> **TO BE DONE**:
Each record must be retyped in full. No character may differ.

── DATASET RECORDS ──

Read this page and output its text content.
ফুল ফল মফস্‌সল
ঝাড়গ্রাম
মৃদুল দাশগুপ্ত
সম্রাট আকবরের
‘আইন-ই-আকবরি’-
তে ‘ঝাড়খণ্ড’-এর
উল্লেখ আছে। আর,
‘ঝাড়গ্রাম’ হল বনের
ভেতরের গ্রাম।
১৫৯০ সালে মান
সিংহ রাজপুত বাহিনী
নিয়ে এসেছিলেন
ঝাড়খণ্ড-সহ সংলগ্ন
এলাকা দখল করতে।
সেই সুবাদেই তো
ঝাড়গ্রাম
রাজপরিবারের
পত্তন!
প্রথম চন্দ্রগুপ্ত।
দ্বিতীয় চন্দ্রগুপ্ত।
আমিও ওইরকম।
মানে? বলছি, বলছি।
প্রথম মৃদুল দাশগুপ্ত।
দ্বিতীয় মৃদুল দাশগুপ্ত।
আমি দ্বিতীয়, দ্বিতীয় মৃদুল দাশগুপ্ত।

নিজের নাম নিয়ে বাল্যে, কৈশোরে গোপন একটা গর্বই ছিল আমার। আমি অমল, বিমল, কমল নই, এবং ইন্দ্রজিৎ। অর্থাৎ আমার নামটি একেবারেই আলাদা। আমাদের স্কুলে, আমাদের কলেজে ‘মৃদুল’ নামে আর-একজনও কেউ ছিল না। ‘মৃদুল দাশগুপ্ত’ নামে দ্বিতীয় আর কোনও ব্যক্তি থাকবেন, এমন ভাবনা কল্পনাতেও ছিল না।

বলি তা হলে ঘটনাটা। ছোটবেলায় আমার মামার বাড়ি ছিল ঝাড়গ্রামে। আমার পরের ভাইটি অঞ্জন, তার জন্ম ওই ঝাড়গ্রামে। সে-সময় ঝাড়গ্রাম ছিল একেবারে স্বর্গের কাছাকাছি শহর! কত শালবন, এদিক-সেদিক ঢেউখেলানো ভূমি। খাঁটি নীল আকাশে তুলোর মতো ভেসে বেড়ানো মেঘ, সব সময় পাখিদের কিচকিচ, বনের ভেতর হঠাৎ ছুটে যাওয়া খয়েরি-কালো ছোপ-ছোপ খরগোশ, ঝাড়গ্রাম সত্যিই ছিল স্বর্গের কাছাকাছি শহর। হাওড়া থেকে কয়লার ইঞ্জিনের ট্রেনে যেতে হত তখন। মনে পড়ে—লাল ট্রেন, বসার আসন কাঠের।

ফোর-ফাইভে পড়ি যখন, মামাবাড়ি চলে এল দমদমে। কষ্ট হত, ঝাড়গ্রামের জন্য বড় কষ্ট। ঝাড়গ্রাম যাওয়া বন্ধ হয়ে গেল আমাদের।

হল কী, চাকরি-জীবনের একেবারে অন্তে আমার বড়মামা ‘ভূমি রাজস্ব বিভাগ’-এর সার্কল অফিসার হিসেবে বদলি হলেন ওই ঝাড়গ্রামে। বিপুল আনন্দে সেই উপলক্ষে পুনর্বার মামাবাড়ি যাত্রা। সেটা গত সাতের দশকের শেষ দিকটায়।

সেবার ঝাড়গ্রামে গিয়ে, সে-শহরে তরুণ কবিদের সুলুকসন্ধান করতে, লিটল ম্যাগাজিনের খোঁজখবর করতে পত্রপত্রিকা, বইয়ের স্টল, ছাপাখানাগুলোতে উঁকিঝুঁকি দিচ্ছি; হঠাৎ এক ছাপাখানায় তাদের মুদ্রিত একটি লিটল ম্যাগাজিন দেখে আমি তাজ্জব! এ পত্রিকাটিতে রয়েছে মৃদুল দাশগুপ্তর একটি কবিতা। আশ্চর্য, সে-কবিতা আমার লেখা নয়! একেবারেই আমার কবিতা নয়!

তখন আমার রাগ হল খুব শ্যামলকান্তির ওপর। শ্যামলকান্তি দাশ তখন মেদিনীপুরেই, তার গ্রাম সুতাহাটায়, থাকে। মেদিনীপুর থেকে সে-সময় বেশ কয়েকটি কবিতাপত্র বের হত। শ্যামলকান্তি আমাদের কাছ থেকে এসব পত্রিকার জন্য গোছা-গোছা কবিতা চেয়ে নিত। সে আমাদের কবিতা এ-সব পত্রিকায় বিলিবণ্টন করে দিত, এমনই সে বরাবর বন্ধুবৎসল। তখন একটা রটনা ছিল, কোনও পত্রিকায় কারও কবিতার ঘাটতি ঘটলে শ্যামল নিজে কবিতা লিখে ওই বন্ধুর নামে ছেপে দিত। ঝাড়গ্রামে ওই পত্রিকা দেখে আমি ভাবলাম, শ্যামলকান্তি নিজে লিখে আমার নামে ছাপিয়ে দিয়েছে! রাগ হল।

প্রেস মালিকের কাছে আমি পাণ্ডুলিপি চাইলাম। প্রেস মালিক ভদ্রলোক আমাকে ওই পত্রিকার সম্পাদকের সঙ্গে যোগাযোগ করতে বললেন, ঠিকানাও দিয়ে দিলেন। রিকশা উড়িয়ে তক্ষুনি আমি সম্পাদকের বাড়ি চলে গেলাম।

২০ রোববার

───

> **RESULT OF THE EXERCISE**:
Read this page and output its text content.
ফুল ফল মফস্‌সল
ঝাড়গ্রাম
মৃদুল দাশগুপ্ত
সম্রাট আকবরের
‘আইন-ই-আকবরি’-
তে ‘ঝাড়খণ্ড’-এর
উল্লেখ আছে। আর,
‘ঝাড়গ্রাম’ হল বনের
ভেতরের গ্রাম।
১৫৯০ সালে মান
সিংহ রাজপুত বাহিনী
নিয়ে এসেছিলেন
ঝাড়খণ্ড-সহ সংলগ্ন
এলাকা দখল করতে।
সেই সুবাদেই তো
ঝাড়গ্রাম
রাজপরিবারের
পত্তন!
প্রথম চন্দ্রগুপ্ত।
দ্বিতীয় চন্দ্রগুপ্ত।
আমিও ওইরকম।
মানে? বলছি, বলছি।
প্রথম মৃদুল দাশগুপ্ত।
দ্বিতীয় মৃদুল দাশগুপ্ত।
আমি দ্বিতীয়, দ্বিতীয় মৃদুল দাশগুপ্ত।

নিজের নাম নিয়ে বাল্যে, কৈশোরে গোপন একটা গর্বই ছিল আমার। আমি অমল, বিমল, কমল নই, এবং ইন্দ্রজিৎ। অর্থাৎ আমার নামটি একেবারেই আলাদা। আমাদের স্কুলে, আমাদের কলেজে ‘মৃদুল’ নামে আর-একজনও কেউ ছিল না। ‘মৃদুল দাশগুপ্ত’ নামে দ্বিতীয় আর কোনও ব্যক্তি থাকবেন, এমন ভাবনা কল্পনাতেও ছিল না।

বলি তা হলে ঘটনাটা। ছোটবেলায় আমার মামার বাড়ি ছিল ঝাড়গ্রামে। আমার পরের ভাইটি অঞ্জন, তার জন্ম ওই ঝাড়গ্রামে। সে-সময় ঝাড়গ্রাম ছিল একেবারে স্বর্গের কাছাকাছি শহর! কত শালবন, এদিক-সেদিক ঢেউখেলানো ভূমি। খাঁটি নীল আকাশে তুলোর মতো ভেসে বেড়ানো মেঘ, সব সময় পাখিদের কিচকিচ, বনের ভেতর হঠাৎ ছুটে যাওয়া খয়েরি-কালো ছোপ-ছোপ খরগোশ, ঝাড়গ্রাম সত্যিই ছিল স্বর্গের কাছাকাছি শহর। হাওড়া থেকে কয়লার ইঞ্জিনের ট্রেনে যেতে হত তখন। মনে পড়ে—লাল ট্রেন, বসার আসন কাঠের।

ফোর-ফাইভে পড়ি যখন, মামাবাড়ি চলে এল দমদমে। কষ্ট হত, ঝাড়গ্রামের জন্য বড় কষ্ট। ঝাড়গ্রাম যাওয়া বন্ধ হয়ে গেল আমাদের।

হল কী, চাকরি-জীবনের একেবারে অন্তে আমার বড়মামা ‘ভূমি রাজস্ব বিভাগ’-এর সার্কল অফিসার হিসেবে বদলি হলেন ওই ঝাড়গ্রামে। বিপুল আনন্দে সেই উপলক্ষে পুনর্বার মামাবাড়ি যাত্রা। সেটা গত সাতের দশকের শেষ দিকটায়।

সেবার ঝাড়গ্রামে গিয়ে, সে-শহরে তরুণ কবিদের সুলুকসন্ধান করতে, লিটল ম্যাগাজিনের খোঁজখবর করতে পত্রপত্রিকা, বইয়ের স্টল, ছাপাখানাগুলোতে উঁকিঝুঁকি দিচ্ছি; হঠাৎ এক ছাপাখানায় তাদের মুদ্রিত একটি লিটল ম্যাগাজিন দেখে আমি তাজ্জব! এ পত্রিকাটিতে রয়েছে মৃদুল দাশগুপ্তর একটি কবিতা। আশ্চর্য, সে-কবিতা আমার লেখা নয়! একেবারেই আমার কবিতা নয়!

তখন আমার রাগ হল খুব শ্যামলকান্তির ওপর। শ্যামলকান্তি দাশ তখন মেদিনীপুরেই, তার গ্রাম সুতাহাটায়, থাকে। মেদিনীপুর থেকে সে-সময় বেশ কয়েকটি কবিতাপত্র বের হত। শ্যামলকান্তি আমাদের কাছ থেকে এসব পত্রিকার জন্য গোছা-গোছা কবিতা চেয়ে নিত। সে আমাদের কবিতা এ-সব পত্রিকায় বিলিবণ্টন করে দিত, এমনই সে বরাবর বন্ধুবৎসল। তখন একটা রটনা ছিল, কোনও পত্রিকায় কারও কবিতার ঘাটতি ঘটলে শ্যামল নিজে কবিতা লিখে ওই বন্ধুর নামে ছেপে দিত। ঝাড়গ্রামে ওই পত্রিকা দেখে আমি ভাবলাম, শ্যামলকান্তি নিজে লিখে আমার নামে ছাপিয়ে দিয়েছে! রাগ হল।

প্রেস মালিকের কাছে আমি পাণ্ডুলিপি চাইলাম। প্রেস মালিক ভদ্রলোক আমাকে ওই পত্রিকার সম্পাদকের সঙ্গে যোগাযোগ করতে বললেন, ঠিকানাও দিয়ে দিলেন। রিকশা উড়িয়ে তক্ষুনি আমি সম্পাদকের বাড়ি চলে গেলাম।

২০ রোববার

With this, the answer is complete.